Source passage:
I was brought up in Hong Kong, so my native language is Cantonese and it is the language that I speak at home. Growing up, I went through the local system throughout primary and middle school, then transferred to CIS in Year 10. It was an incredibly exciting first year at a new school since I was sent to study in Hangzhou for a year.

After primary school, my sole sports focus was on fencing, and I was a competitive fencer for 8 years. Though we have team divisions in fencing competitions, fencing is ultimately a solo sport and lack the element of team spirit. Hence, one of the reasons why I am drawn to ultimate frisbee is its team sports nature.

How did you get into ultimate frisbee and what made you take up the sport?

Born and raised in a traditional Chinese family, I was never very involved with western culture. And, before going to Hangzhou, I had never even heard of ultimate frisbee. When it was first introduced to me, I only thought of it as a recreational sport. My first encounter with a frisbee was with my friend, who later became the captain of CIS Ultimate Frisbee, and he dragged me to the field and started throwing a frisbee around with me. I still remember the astonished look on my face when I saw my friend made a long, smooth throw that landed right in my hands, while the most I could do was a wobbly throw that could only travel for five yards. Ever since I learnt the basics of the sport, my friends and I would race to the field and start throwing frisbee every break.

Eventually, an unofficial frisbee team was established in Hangzhou. Though we had no coaches, we were committed and disciplined to run our own practices. After a few months, the team got a little ambitious, and got a bid at an open tournament in Wuhan, where we would compete with adult teams. I was incredibly excited, as it would be an opportunity for me to play ultimate frisbee under a competitive atmosphere. However, I did not get selected for the tournament roster, and was told that I was not good enough to play for the school. I was disappointed, but it did not dissipate my enthusiasm and passion for my new sport.

Another reason that constantly motivates me is the special sentimental value that this particular sport encompasses. I was a new student to CIS, and it was especially difficult to make friends when English was not a language that I was used to. It was through running up and down the field and chasing a piece of round-shaped plastic that made me met some of my closest friends at CIS. And, all of these sentimental attachments are what drive me excelling in frisbee.

How often do you have to train to stay competitive?

When I was still a student at CIS, we had a 3 hour long team training once every week. And, I believe all of my teammates would say it was not enough practice for us to enter high level competitions.

After graduating from CIS, I started playing for adult club teams in Hong Kong. We would have practised once during the week nights and once on weekends, as well as one extra session for fitness training. So, overall, I would spend 5.5 hours on ultimate frisbee training on a weekly basis.

Ever since I knew I would be representing Hong Kong, I have upgraded the intensity and duration of both individual and team trainings. I aim to go to the gym 3 days a week for strength/fitness training, and two on-field trainings each week.

Ultimate frisbee is very much a team sport. Can you tell us about your team? How did you meet your teammates?

The Hong Kong U24 Mixed Team has a roster of 23 players, consisting of13 males and 9 girls. Among 23 players, 12 of them study and are based in Hong Kong, while the rest are international players who study and are based in United States, Canada, and United Kingdom.

Before the Hong Kong Team was official, I was already familiar with 1/3 of the team, since they were my teammates from CIS. And, 4 of them are actually from the same class as me.

Information shown:

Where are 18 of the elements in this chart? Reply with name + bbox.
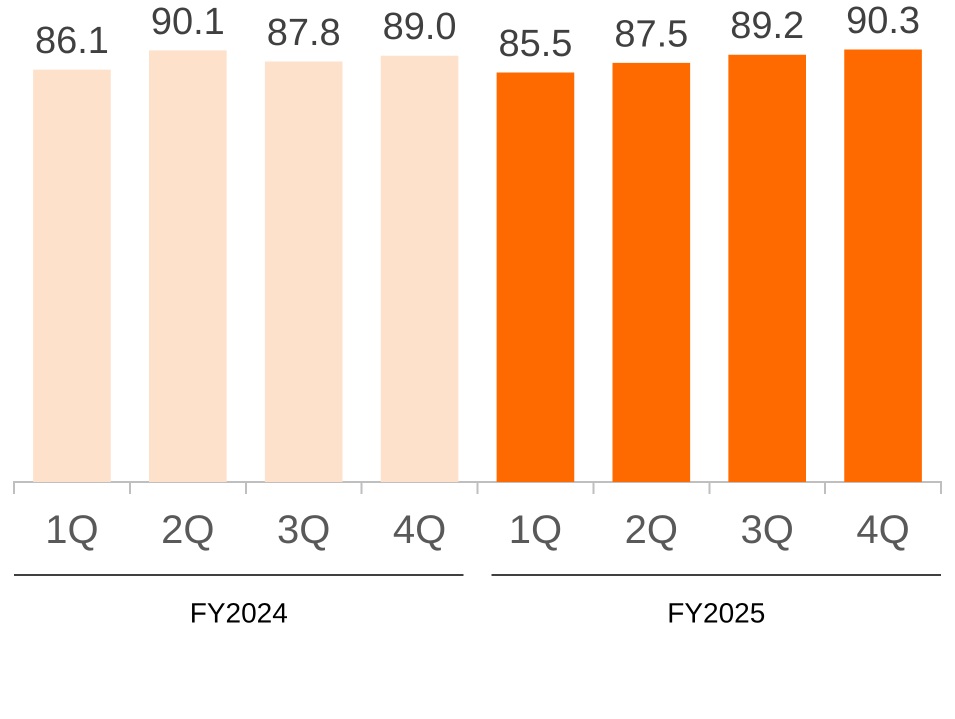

Directive 1: According to the ultimate frisbee interview, how many hours a week did the interviewee spend on training while playing for adult club teams in Hong Kong?
Directive 2: Extend the ultimate frisbee interview, picking up right after its final sentence.
The material comes from a separate source and is unrelated to the ultimate frisbee interview.

Final result 1: 5.5 hours a week.

Final result 2:
During the process of putting together this team, the captains advertised the exciting opportunity to represent Hong Kong through Facebook, seeking both local and international players to attend try-outs. And, that’s how we were in touch with abroad players. Out of the 9 girls on the roster, only two girls are studying and based in Hong Kong.

Through the Hong Kong Ultimate Players Association (HKUPA), a number of Hong Kong local players got in touch with us and expressed their interest in playing for Hong Kong. This year, HKUPA has a strong emphasis on local-talent development, which is why the ratio of Hong Kong local players on this year’s tournament roster is higher than last year’s.

Which leagues will you be competing in and do they require a lot of travelling?

During my time in CIS, the CIS Ultimate Frisbee Team competed in 3 different tournaments annually. The first one is always the Interschool Ultimate Frisbee Competition hosted by the local organisation called Hong Kong Ultimate Players Association. The second one is an open tournament, which involves a lot of adult players from around the world. The CIS team is usually the youngest team. The third one, which usually happens in May, is the Youth Ultimate Frisbee Championships in Shanghai. CIS usually earns the Championship title at the Interschool tournament and the Youth tournament, while we often come last at the open tournament (it is really for the experience anyway).

After graduating from CIS, I tried out and got selected for one of the most competitive local club teams in Hong Kong called Double T (during mixed-gender season) and Nutscracker (during single-gender season) (both teams basically consisted the same people, but they are split into genders for the single-gender season). Last year, I competed with them in Hong Kong, Malaysia, Shanghai, and Guangzhou. Until this year, I was the youngest member on the team, and the team would refer me as Junior Team Member (JTM). One of the moments during my frisbee career that I will always cherish is when I was acknowledged by my captain, and he said: “I am happy with your performance throughout this tournament.” To me, it is a huge achievement because that was the moment I got recognised.

This tournament in Germany, called the World Ultimate Championships, will be the farthest I have to travel for a tournament.

It is a big achievement to be the captain for the U24 HK national ultimate frisbee team. What has been your biggest challenge reaching this position?

To be completely honest, the competition for frisbee in the youth division is not very fierce, so it was not very hard to be selected as captain (as I was the one who urged the association to send a team to Germany). However, I believe the board committee of the association do recognize my ability, dedication, and commitment to ultimate frisbee, which I demonstrate through both on-field and off-field training.

On the other hand, I do expect to encounter challenges in the coming months. Since this is the first time for me to shoulder on the role of a captain, I will have to step up and live up to people’s expectations. Besides, I will need to lead, unite, and inspire 23 players, while half of team has not played with each other before. It will be hard to coordinate and develop game chemistry during our time in Germany.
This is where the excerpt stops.